* Given task
Print the data below line for line, with every character left unchanged.

* Source material

- - -

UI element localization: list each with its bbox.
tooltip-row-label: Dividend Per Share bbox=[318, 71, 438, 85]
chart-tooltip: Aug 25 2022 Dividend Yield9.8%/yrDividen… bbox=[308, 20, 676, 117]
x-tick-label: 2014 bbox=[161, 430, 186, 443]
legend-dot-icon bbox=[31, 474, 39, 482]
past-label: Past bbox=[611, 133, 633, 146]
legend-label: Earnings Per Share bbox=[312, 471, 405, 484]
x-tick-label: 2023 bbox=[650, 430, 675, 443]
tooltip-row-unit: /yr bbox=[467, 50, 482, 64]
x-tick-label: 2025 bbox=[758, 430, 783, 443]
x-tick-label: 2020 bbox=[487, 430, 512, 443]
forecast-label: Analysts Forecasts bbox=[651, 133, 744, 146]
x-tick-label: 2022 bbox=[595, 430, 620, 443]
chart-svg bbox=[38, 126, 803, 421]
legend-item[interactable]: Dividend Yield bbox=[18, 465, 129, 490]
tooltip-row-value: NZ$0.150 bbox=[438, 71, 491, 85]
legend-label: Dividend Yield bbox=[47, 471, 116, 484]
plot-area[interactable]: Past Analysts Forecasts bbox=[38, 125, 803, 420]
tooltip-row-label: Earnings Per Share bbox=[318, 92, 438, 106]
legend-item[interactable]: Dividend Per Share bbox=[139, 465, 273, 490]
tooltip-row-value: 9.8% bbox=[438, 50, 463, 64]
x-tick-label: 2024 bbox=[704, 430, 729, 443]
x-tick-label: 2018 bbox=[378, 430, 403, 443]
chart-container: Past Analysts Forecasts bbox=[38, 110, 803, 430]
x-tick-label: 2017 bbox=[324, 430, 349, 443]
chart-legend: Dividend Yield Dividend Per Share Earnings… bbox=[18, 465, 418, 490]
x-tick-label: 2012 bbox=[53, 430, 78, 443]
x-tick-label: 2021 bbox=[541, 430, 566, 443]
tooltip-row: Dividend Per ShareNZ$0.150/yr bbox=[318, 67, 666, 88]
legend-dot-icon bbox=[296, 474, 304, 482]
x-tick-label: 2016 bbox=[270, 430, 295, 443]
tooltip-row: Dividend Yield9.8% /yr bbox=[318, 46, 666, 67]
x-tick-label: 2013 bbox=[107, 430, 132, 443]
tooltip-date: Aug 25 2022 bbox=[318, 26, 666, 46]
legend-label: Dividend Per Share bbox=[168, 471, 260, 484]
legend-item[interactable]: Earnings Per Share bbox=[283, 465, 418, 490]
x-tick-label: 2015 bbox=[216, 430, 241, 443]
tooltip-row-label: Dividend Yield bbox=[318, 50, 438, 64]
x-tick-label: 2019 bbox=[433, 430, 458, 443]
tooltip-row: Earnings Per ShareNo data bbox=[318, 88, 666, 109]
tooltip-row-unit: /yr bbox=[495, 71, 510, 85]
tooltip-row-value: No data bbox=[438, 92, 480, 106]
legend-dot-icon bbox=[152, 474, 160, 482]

- - -

* Expected output
UI element localization: list each with its bbox.
tooltip-row-label: Dividend Per Share bbox=[318, 71, 438, 85]
chart-tooltip: Aug 25 2022 Dividend Yield9.8%/yrDividen… bbox=[308, 20, 676, 117]
x-tick-label: 2014 bbox=[161, 430, 186, 443]
legend-dot-icon bbox=[31, 474, 39, 482]
past-label: Past bbox=[611, 133, 633, 146]
legend-label: Earnings Per Share bbox=[312, 471, 405, 484]
x-tick-label: 2023 bbox=[650, 430, 675, 443]
tooltip-row-unit: /yr bbox=[467, 50, 482, 64]
x-tick-label: 2025 bbox=[758, 430, 783, 443]
x-tick-label: 2020 bbox=[487, 430, 512, 443]
forecast-label: Analysts Forecasts bbox=[651, 133, 744, 146]
x-tick-label: 2022 bbox=[595, 430, 620, 443]
chart-svg bbox=[38, 126, 803, 421]
legend-item[interactable]: Dividend Yield bbox=[18, 465, 129, 490]
tooltip-row-value: NZ$0.150 bbox=[438, 71, 491, 85]
legend-label: Dividend Yield bbox=[47, 471, 116, 484]
plot-area[interactable]: Past Analysts Forecasts bbox=[38, 125, 803, 420]
tooltip-row-label: Earnings Per Share bbox=[318, 92, 438, 106]
legend-item[interactable]: Dividend Per Share bbox=[139, 465, 273, 490]
tooltip-row-value: 9.8% bbox=[438, 50, 463, 64]
x-tick-label: 2024 bbox=[704, 430, 729, 443]
x-tick-label: 2018 bbox=[378, 430, 403, 443]
chart-container: Past Analysts Forecasts bbox=[38, 110, 803, 430]
x-tick-label: 2017 bbox=[324, 430, 349, 443]
chart-legend: Dividend Yield Dividend Per Share Earnings… bbox=[18, 465, 418, 490]
x-tick-label: 2012 bbox=[53, 430, 78, 443]
x-tick-label: 2021 bbox=[541, 430, 566, 443]
tooltip-row: Dividend Per ShareNZ$0.150/yr bbox=[318, 67, 666, 88]
legend-dot-icon bbox=[296, 474, 304, 482]
x-tick-label: 2016 bbox=[270, 430, 295, 443]
tooltip-row: Dividend Yield9.8% /yr bbox=[318, 46, 666, 67]
x-tick-label: 2013 bbox=[107, 430, 132, 443]
tooltip-date: Aug 25 2022 bbox=[318, 26, 666, 46]
legend-label: Dividend Per Share bbox=[168, 471, 260, 484]
legend-item[interactable]: Earnings Per Share bbox=[283, 465, 418, 490]
x-tick-label: 2015 bbox=[216, 430, 241, 443]
tooltip-row-label: Dividend Yield bbox=[318, 50, 438, 64]
x-tick-label: 2019 bbox=[433, 430, 458, 443]
tooltip-row: Earnings Per ShareNo data bbox=[318, 88, 666, 109]
tooltip-row-unit: /yr bbox=[495, 71, 510, 85]
tooltip-row-value: No data bbox=[438, 92, 480, 106]
legend-dot-icon bbox=[152, 474, 160, 482]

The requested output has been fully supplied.